That’s one of the main concerns of parents: am I right giving my kids some chocolate? Here’s the answer.
Chocolate is widely considered a sweet, thus many parents believe is not that good for children – often regardless. Actually, chocolate is included in the toughest diets and above all, it’s often suggested for kids nutrition. Let’s go deep in understanding which kinds of chocolate are good for your kids’ health and in what amount.
At what age is it safe to introduce chocolate to babies?
The weaning – the process of introducing your baby different foods instead of milk – starts around 5-6 months. Well, for chocolate it’s safe waiting a little more time: around 12 months, better 18. Kidneys and liver must be working properly and be ready to assimilate chocolate, which is rich in saturated fats, on a healthy way. If you would like your kid to taste it before, just choose the chocolate powder and mix it with some milk, so you baby can get used to the taste.
Chocolate is rich in precious nutrients: magnesium, phosphorus and flavonoids, good for brain and heart. Sure, it should be eaten in moderation, as it is rich in saturated fats and cocoa butter, highly present above all in white chocolate. Scientific studies have revealed that chocolate stimulates serotonin, the good mood hormone… but pay attention: in kids, this can cause an excessive state of agitation. For this reason, the suggestion is not to give them chocolate in the evening, to avoid the sudden presence of a little scrapper that doesn’t want to go bed!

[Stored data entries]
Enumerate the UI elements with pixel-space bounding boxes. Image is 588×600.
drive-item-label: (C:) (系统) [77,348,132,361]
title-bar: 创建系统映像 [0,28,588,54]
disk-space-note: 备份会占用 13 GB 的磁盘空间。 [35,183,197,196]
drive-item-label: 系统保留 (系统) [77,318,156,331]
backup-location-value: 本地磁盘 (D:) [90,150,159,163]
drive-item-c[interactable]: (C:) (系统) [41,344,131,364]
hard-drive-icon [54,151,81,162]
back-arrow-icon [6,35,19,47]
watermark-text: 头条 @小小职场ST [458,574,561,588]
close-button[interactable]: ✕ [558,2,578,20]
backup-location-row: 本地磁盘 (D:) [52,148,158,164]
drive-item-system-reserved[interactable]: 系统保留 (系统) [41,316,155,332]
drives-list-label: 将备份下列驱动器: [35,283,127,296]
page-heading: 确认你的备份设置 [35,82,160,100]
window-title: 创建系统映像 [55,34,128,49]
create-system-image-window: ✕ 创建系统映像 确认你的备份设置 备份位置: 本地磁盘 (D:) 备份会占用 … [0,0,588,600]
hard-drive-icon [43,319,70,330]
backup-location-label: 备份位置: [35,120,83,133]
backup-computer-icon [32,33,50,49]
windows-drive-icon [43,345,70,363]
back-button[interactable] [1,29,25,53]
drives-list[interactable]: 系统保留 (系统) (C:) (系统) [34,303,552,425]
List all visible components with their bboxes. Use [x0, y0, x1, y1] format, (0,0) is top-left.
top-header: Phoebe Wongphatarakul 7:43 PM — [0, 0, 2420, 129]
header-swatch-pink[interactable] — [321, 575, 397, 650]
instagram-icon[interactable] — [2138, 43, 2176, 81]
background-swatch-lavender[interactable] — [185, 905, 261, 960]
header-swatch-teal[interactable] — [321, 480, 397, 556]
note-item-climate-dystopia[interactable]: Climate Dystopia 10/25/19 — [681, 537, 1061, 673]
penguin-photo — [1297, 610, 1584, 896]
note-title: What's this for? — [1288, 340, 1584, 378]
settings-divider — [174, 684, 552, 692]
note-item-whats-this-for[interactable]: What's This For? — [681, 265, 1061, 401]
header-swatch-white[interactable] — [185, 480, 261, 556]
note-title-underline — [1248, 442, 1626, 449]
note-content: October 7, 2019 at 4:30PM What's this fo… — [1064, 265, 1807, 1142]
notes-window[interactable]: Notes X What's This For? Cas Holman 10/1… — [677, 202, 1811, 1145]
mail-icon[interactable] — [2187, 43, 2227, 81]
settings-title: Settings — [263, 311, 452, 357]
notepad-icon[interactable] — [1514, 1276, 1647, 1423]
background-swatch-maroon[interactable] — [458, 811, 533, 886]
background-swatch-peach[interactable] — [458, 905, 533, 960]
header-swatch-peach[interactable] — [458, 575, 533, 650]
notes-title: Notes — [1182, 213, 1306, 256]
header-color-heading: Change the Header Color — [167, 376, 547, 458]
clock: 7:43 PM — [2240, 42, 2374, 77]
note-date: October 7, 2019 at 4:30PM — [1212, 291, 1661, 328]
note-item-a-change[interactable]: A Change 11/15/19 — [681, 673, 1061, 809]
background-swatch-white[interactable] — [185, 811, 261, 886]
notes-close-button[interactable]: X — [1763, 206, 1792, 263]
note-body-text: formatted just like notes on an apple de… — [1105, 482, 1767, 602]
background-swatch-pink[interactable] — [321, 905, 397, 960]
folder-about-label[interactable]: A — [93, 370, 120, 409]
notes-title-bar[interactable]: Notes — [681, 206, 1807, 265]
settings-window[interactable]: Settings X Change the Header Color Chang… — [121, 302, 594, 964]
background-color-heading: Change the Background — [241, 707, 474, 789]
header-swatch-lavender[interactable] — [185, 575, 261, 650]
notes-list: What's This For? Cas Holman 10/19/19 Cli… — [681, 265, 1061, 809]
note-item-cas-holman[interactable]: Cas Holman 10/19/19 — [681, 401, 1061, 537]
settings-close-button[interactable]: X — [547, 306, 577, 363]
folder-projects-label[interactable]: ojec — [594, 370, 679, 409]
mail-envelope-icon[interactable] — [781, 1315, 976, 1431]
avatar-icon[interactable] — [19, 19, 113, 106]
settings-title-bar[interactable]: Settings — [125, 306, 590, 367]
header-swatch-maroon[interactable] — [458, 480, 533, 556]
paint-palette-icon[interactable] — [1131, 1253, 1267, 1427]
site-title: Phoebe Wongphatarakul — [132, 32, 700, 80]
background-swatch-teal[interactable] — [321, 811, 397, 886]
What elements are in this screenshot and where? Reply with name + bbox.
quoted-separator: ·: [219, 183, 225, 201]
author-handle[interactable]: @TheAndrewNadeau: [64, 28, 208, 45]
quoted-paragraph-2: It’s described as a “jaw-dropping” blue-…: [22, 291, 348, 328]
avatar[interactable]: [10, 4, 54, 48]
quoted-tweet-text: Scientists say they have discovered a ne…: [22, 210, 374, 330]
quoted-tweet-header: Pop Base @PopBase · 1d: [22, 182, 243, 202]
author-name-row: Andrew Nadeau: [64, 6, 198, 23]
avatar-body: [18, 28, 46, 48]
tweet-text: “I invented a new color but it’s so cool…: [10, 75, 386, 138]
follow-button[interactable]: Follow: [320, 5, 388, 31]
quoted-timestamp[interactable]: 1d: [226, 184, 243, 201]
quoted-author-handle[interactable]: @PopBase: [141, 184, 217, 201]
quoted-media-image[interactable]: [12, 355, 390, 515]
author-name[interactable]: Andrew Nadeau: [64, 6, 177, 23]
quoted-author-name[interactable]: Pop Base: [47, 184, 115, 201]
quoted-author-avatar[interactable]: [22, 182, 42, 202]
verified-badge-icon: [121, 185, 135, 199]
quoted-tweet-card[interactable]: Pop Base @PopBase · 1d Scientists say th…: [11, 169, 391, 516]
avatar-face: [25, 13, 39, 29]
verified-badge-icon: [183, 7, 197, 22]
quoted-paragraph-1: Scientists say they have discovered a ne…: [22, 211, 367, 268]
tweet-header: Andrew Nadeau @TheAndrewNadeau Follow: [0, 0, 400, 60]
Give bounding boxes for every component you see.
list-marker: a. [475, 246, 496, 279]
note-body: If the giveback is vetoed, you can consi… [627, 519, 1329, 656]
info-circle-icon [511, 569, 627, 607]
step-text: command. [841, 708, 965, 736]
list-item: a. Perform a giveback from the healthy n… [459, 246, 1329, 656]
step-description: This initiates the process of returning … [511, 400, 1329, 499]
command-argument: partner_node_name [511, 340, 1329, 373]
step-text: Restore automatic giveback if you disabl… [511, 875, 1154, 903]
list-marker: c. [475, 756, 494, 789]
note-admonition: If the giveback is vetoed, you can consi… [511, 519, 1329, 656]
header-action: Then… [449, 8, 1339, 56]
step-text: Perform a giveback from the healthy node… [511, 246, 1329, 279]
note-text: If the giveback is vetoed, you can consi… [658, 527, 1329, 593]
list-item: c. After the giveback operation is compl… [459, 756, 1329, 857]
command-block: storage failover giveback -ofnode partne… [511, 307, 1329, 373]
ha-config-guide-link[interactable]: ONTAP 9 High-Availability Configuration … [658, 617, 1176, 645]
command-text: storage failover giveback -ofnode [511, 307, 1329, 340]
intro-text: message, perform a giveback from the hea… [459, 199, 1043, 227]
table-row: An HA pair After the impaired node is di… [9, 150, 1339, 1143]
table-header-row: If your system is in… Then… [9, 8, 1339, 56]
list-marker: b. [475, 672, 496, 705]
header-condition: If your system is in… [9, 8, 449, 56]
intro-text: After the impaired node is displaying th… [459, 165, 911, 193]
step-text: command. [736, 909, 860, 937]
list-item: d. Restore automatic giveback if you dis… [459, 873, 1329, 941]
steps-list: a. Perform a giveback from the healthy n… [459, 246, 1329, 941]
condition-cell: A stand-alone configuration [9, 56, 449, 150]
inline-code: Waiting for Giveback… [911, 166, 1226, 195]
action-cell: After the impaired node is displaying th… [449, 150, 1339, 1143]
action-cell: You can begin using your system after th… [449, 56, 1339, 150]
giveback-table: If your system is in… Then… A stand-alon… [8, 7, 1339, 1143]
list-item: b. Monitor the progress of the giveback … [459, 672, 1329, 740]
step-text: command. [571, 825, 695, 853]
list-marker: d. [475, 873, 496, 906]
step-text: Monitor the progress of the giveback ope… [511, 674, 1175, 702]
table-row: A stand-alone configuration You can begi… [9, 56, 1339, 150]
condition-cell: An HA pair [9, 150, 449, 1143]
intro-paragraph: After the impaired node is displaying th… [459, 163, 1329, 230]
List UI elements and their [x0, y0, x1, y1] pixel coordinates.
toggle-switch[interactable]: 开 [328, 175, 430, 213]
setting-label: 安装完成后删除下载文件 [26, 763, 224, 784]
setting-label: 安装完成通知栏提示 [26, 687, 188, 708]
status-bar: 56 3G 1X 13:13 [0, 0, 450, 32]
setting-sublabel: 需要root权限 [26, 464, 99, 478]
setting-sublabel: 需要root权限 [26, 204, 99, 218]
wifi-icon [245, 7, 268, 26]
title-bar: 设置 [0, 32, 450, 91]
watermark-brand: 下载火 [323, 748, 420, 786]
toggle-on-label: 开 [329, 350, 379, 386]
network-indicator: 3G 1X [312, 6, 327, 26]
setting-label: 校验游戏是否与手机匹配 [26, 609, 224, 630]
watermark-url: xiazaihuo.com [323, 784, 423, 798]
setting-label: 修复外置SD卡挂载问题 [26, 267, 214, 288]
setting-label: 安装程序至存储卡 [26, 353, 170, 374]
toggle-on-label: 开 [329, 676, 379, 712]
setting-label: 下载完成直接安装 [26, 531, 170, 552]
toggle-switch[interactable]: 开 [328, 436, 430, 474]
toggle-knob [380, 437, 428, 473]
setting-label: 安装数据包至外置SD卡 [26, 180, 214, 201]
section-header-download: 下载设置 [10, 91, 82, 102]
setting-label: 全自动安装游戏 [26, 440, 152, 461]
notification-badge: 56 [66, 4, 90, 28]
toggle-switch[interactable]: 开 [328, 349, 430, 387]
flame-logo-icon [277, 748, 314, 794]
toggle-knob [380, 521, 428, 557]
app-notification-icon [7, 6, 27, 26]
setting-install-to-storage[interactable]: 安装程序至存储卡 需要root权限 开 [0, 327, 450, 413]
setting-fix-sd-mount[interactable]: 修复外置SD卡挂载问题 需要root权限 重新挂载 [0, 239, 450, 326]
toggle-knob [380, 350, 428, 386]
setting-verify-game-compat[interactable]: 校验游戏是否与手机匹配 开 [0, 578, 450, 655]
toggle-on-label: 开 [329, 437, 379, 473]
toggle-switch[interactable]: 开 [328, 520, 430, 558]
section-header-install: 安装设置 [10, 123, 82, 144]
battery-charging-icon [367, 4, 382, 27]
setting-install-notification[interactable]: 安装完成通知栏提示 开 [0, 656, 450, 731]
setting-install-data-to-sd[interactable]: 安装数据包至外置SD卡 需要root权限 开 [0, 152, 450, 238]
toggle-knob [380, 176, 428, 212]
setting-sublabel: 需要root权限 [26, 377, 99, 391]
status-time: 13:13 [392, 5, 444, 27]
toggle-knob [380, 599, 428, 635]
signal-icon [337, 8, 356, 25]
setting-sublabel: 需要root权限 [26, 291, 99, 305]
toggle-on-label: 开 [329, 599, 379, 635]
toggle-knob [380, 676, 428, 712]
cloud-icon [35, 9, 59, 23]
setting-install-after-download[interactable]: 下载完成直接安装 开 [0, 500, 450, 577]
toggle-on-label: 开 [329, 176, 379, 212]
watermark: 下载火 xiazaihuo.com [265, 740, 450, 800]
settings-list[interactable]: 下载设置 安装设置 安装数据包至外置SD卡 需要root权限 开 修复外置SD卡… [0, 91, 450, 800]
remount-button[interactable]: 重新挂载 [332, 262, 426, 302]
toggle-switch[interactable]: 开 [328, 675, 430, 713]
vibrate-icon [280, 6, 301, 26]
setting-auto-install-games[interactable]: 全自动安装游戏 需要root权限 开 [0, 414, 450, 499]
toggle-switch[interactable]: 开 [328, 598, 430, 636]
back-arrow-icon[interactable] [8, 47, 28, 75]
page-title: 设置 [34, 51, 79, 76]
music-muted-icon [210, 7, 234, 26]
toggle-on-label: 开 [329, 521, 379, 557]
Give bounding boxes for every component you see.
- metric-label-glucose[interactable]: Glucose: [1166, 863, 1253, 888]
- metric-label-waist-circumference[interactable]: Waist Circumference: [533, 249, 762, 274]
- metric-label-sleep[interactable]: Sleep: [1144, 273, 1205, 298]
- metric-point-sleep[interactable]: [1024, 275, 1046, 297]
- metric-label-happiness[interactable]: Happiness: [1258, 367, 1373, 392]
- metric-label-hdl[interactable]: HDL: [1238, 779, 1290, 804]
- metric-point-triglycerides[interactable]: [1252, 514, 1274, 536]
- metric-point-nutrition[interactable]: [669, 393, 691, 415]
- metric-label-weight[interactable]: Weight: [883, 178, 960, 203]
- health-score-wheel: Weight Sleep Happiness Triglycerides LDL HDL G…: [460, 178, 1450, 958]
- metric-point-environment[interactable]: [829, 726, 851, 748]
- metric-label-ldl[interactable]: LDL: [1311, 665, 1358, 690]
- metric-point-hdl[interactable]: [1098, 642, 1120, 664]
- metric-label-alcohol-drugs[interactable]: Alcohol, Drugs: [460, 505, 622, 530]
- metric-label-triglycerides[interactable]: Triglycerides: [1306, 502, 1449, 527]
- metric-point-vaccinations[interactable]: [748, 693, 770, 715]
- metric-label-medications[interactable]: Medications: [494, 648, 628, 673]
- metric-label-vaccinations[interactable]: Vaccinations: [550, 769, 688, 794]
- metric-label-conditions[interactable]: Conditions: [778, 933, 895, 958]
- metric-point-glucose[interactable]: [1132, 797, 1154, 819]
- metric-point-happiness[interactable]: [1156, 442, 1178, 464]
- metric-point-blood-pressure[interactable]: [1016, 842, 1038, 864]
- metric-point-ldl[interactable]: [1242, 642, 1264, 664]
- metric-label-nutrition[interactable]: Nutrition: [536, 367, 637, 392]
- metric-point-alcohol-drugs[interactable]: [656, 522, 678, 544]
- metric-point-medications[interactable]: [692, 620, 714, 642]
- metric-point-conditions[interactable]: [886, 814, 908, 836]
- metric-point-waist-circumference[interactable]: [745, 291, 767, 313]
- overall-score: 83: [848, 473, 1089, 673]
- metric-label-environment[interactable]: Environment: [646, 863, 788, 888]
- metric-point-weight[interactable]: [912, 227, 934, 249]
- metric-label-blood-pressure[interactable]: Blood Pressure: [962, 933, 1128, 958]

# Questions on the material
(1) Can you set down the passage on chocolate and children word for word, starting at "The weaning –" and ending at "to the taste."?
(2) Could you supply the next part of the passage on chocolate and children, picking up right after its last sentence?
None of these lines are needed.

# Your written answers
(1)
The weaning – the process of introducing your baby different foods instead of milk – starts around 5-6 months. Well, for chocolate it’s safe waiting a little more time: around 12 months, better 18. Kidneys and liver must be working properly and be ready to assimilate chocolate, which is rich in saturated fats, on a healthy way. If you would like your kid to taste it before, just choose the chocolate powder and mix it with some milk, so you baby can get used to the taste.

(2)
Moreover, eating chocolate during pregnancy is good not only for the kid but also for the mom: several researches have showed that it can reduce anaemia, balance the blood pressure, regulate the LDL values (your bad cholesterol), thus preventing pre-eclampsia.
Which kind of chocolate should be given to kids?
You must give your children good quality chocolate, with at least 30% of cocoa inside. Try to choose dark chocolate which is healthier as it is free from added sugars, but surely less yummy for kids, due to its bitter taste. The favourite options for children are milk chocolate and white chocolate – which cannot be defined as chocolate, because it doesn’t contain cocoa but only cocoa butter by 30% or more. Sweeter in taste, is it less healthy as it is richer in fats. A good compromise is milk chocolate, rich in Vitamin A. A couple of cubes per day in the afternoon-break provide plenty of energy and minerals: the most important thing is to have moderation in the dosage.